EXERCISE GOAL = Look through the data below. Pick out the lines holding the string "отвори".

+++ RECORDS +++

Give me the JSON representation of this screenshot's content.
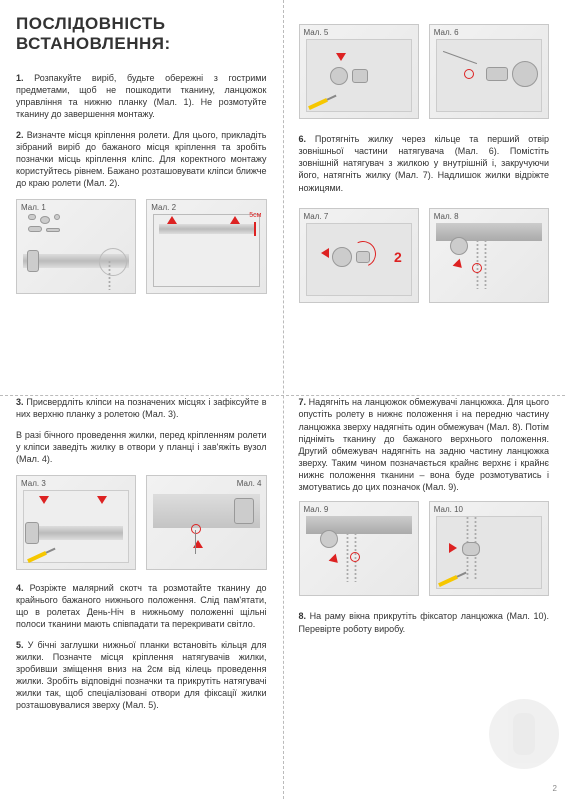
{
  "title": "ПОСЛІДОВНІСТЬ ВСТАНОВЛЕННЯ:",
  "steps": {
    "s1": "<b>1.</b> Розпакуйте виріб, будьте обережні з гострими предметами, щоб не пошкодити тканину, ланцюжок управління та нижню планку (Мал. 1). Не розмотуйте тканину до завершення монтажу.",
    "s2": "<b>2.</b> Визначте місця кріплення ролети. Для цього, прикладіть зібраний виріб до бажаного місця кріплення та зробіть позначки місць кріплення кліпс. Для коректного монтажу користуйтесь рівнем. Бажано розташовувати кліпси ближче до краю ролети (Мал. 2).",
    "s3a": "<b>3.</b> Присвердліть кліпси на позначених місцях і зафіксуйте в них верхню планку з ролетою (Мал. 3).",
    "s3b": "В разі бічного проведення жилки, перед кріпленням ролети у кліпси заведіть жилку в отвори у планці і зав'яжіть вузол (Мал. 4).",
    "s4": "<b>4.</b> Розріжте малярний скотч та розмотайте тканину до крайнього бажаного нижнього положення. Слід пам'ятати, що в ролетах День-Ніч в нижньому положенні щільні полоси тканини мають співпадати та перекривати світло.",
    "s5": "<b>5.</b> У бічні заглушки нижньої планки встановіть кільця для жилки. Позначте місця кріплення натягувачів жилки, зробивши зміщення вниз на 2см від кілець проведення жилки. Зробіть відповідні позначки та прикрутіть натягувачі жилки так, щоб спеціалізовані отвори для фіксації жилки розташовувалися зверху (Мал. 5).",
    "s6": "<b>6.</b> Протягніть жилку через кільце та перший отвір зовнішньої частини натягувача (Мал. 6). Помістіть зовнішній натягувач з жилкою у внутрішній і, закручуючи його, натягніть жилку (Мал. 7). Надлишок жилки відріжте ножицями.",
    "s7": "<b>7.</b> Надягніть на ланцюжок обмежувачі ланцюжка. Для цього опустіть ролету в нижнє положення і на передню частину ланцюжка зверху надягніть один обмежувач (Мал. 8). Потім підніміть тканину до бажаного верхнього положення. Другий обмежувач надягніть на задню частину ланцюжка зверху. Таким чином позначається крайнє верхнє і крайнє нижнє положення тканини – вона буде розмотуватись і змотуватись до цих позначок (Мал. 9).",
    "s8": "<b>8.</b> На раму вікна прикрутіть фіксатор ланцюжка (Мал. 10). Перевірте роботу виробу."
  },
  "figs": {
    "f1": "Мал. 1",
    "f2": "Мал. 2",
    "f3": "Мал. 3",
    "f4": "Мал. 4",
    "f5": "Мал. 5",
    "f6": "Мал. 6",
    "f7": "Мал. 7",
    "f8": "Мал. 8",
    "f9": "Мал. 9",
    "f10": "Мал. 10"
  },
  "annot": {
    "dist5cm": "5см",
    "two": "2"
  },
  "page_number": "2"
}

+++

PROBLEM SOLUTION =
    "s3b": "В разі бічного проведення жилки, перед кріпленням ролети у кліпси заведіть жилку в отвори у планці і зав'яжіть вузол (Мал. 4).",
    "s5": "<b>5.</b> У бічні заглушки нижньої планки встановіть кільця для жилки. Позначте місця кріплення натягувачів жилки, зробивши зміщення вниз на 2см від кілець проведення жилки. Зробіть відповідні позначки та прикрутіть натягувачі жилки так, щоб спеціалізовані отвори для фіксації жилки розташовувалися зверху (Мал. 5).",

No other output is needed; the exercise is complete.